--- START OF Listing ---

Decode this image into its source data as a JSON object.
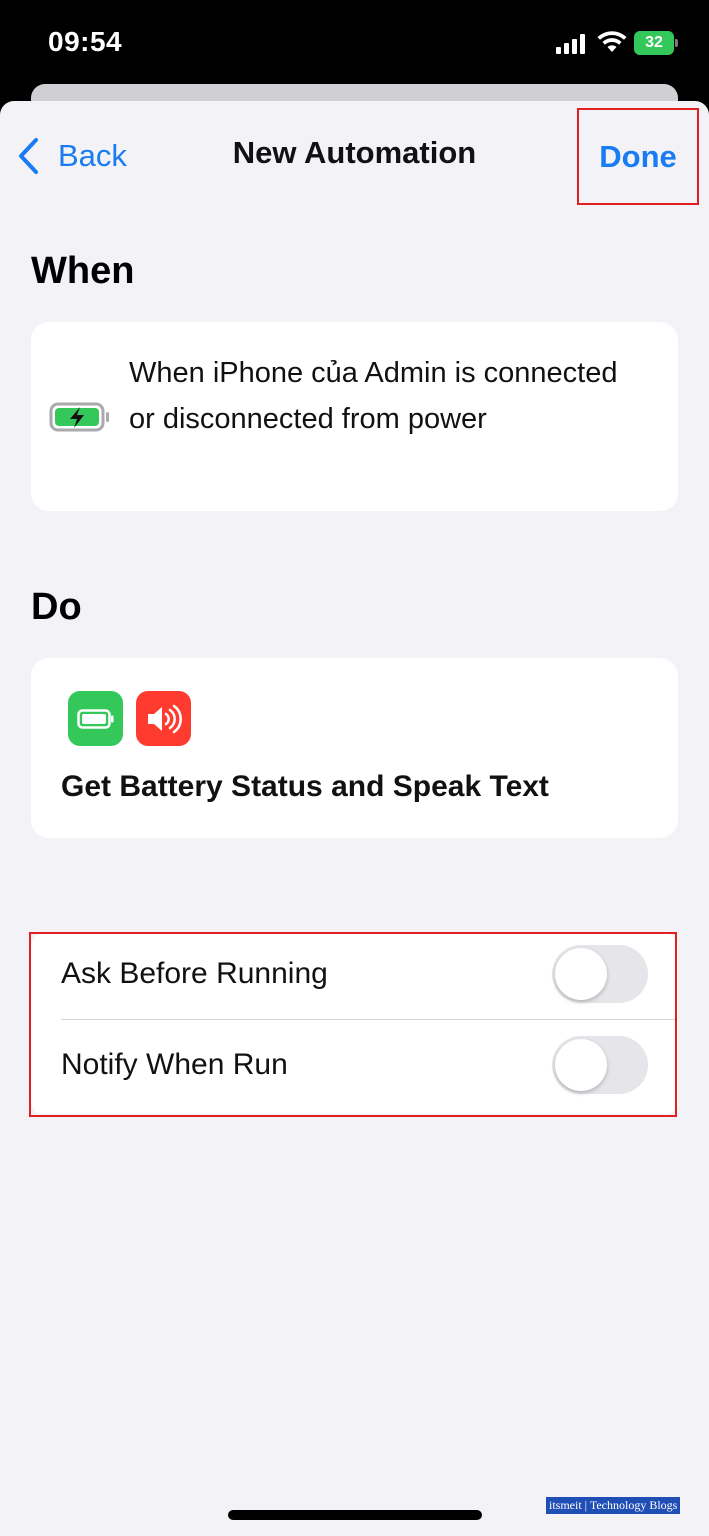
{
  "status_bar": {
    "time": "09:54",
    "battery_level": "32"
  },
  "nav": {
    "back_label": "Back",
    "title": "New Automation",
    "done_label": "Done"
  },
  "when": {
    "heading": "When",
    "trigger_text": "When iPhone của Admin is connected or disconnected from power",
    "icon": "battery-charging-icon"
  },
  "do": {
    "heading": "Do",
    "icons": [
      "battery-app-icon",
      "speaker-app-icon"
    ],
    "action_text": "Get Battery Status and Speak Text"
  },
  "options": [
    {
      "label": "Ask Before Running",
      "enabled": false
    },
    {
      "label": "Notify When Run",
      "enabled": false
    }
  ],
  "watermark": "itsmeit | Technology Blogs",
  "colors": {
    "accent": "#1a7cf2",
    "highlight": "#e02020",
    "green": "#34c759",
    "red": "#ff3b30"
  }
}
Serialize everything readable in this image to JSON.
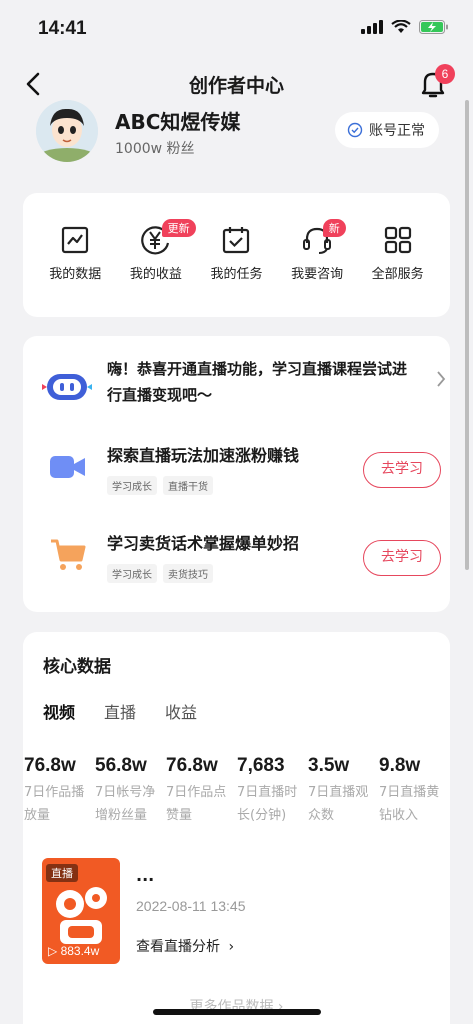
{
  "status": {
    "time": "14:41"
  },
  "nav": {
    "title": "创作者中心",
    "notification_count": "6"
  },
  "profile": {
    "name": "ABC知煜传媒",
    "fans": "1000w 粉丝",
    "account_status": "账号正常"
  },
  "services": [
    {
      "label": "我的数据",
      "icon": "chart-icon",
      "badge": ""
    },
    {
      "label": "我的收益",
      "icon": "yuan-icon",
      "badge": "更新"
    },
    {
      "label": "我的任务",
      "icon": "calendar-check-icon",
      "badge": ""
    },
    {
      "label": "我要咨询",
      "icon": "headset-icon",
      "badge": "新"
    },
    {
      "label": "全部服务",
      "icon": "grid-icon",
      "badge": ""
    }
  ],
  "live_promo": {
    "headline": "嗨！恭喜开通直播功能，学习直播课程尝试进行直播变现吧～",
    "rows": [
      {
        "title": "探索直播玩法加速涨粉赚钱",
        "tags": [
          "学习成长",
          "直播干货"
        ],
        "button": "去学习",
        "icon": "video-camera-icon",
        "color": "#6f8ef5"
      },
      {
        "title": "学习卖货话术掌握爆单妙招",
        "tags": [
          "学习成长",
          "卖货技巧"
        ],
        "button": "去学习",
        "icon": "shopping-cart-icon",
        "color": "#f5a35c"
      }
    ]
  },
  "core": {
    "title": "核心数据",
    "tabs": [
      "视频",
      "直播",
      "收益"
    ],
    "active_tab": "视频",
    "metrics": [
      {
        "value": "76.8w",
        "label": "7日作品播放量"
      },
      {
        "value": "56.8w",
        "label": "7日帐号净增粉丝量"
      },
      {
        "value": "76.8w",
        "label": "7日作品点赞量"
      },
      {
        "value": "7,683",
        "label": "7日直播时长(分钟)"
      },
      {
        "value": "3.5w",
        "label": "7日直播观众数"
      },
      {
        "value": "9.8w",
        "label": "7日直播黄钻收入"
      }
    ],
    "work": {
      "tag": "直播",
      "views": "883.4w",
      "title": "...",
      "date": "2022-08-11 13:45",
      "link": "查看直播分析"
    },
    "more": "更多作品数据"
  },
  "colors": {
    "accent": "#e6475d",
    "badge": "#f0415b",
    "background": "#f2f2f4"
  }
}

--- END OF Listing ---

**Task**
Copy all the records above exactly, but leave out the pictures.

**Correct result**
Decode this image into its source data as a JSON object.
{
  "status_bar": {
    "time": "09:54",
    "battery_level": "32"
  },
  "nav": {
    "back_label": "Back",
    "title": "New Automation",
    "done_label": "Done"
  },
  "when": {
    "heading": "When",
    "trigger_text": "When iPhone của Admin is connected or disconnected from power",
    "icon": "battery-charging-icon"
  },
  "do": {
    "heading": "Do",
    "icons": [
      "battery-app-icon",
      "speaker-app-icon"
    ],
    "action_text": "Get Battery Status and Speak Text"
  },
  "options": [
    {
      "label": "Ask Before Running",
      "enabled": false
    },
    {
      "label": "Notify When Run",
      "enabled": false
    }
  ],
  "watermark": "itsmeit | Technology Blogs",
  "colors": {
    "accent": "#1a7cf2",
    "highlight": "#e02020",
    "green": "#34c759",
    "red": "#ff3b30"
  }
}
Serialize everything readable in this image to JSON.
{
  "status": {
    "time": "14:41"
  },
  "nav": {
    "title": "创作者中心",
    "notification_count": "6"
  },
  "profile": {
    "name": "ABC知煜传媒",
    "fans": "1000w 粉丝",
    "account_status": "账号正常"
  },
  "services": [
    {
      "label": "我的数据",
      "icon": "chart-icon",
      "badge": ""
    },
    {
      "label": "我的收益",
      "icon": "yuan-icon",
      "badge": "更新"
    },
    {
      "label": "我的任务",
      "icon": "calendar-check-icon",
      "badge": ""
    },
    {
      "label": "我要咨询",
      "icon": "headset-icon",
      "badge": "新"
    },
    {
      "label": "全部服务",
      "icon": "grid-icon",
      "badge": ""
    }
  ],
  "live_promo": {
    "headline": "嗨！恭喜开通直播功能，学习直播课程尝试进行直播变现吧～",
    "rows": [
      {
        "title": "探索直播玩法加速涨粉赚钱",
        "tags": [
          "学习成长",
          "直播干货"
        ],
        "button": "去学习",
        "icon": "video-camera-icon",
        "color": "#6f8ef5"
      },
      {
        "title": "学习卖货话术掌握爆单妙招",
        "tags": [
          "学习成长",
          "卖货技巧"
        ],
        "button": "去学习",
        "icon": "shopping-cart-icon",
        "color": "#f5a35c"
      }
    ]
  },
  "core": {
    "title": "核心数据",
    "tabs": [
      "视频",
      "直播",
      "收益"
    ],
    "active_tab": "视频",
    "metrics": [
      {
        "value": "76.8w",
        "label": "7日作品播放量"
      },
      {
        "value": "56.8w",
        "label": "7日帐号净增粉丝量"
      },
      {
        "value": "76.8w",
        "label": "7日作品点赞量"
      },
      {
        "value": "7,683",
        "label": "7日直播时长(分钟)"
      },
      {
        "value": "3.5w",
        "label": "7日直播观众数"
      },
      {
        "value": "9.8w",
        "label": "7日直播黄钻收入"
      }
    ],
    "work": {
      "tag": "直播",
      "views": "883.4w",
      "title": "...",
      "date": "2022-08-11 13:45",
      "link": "查看直播分析"
    },
    "more": "更多作品数据"
  },
  "colors": {
    "accent": "#e6475d",
    "badge": "#f0415b",
    "background": "#f2f2f4"
  }
}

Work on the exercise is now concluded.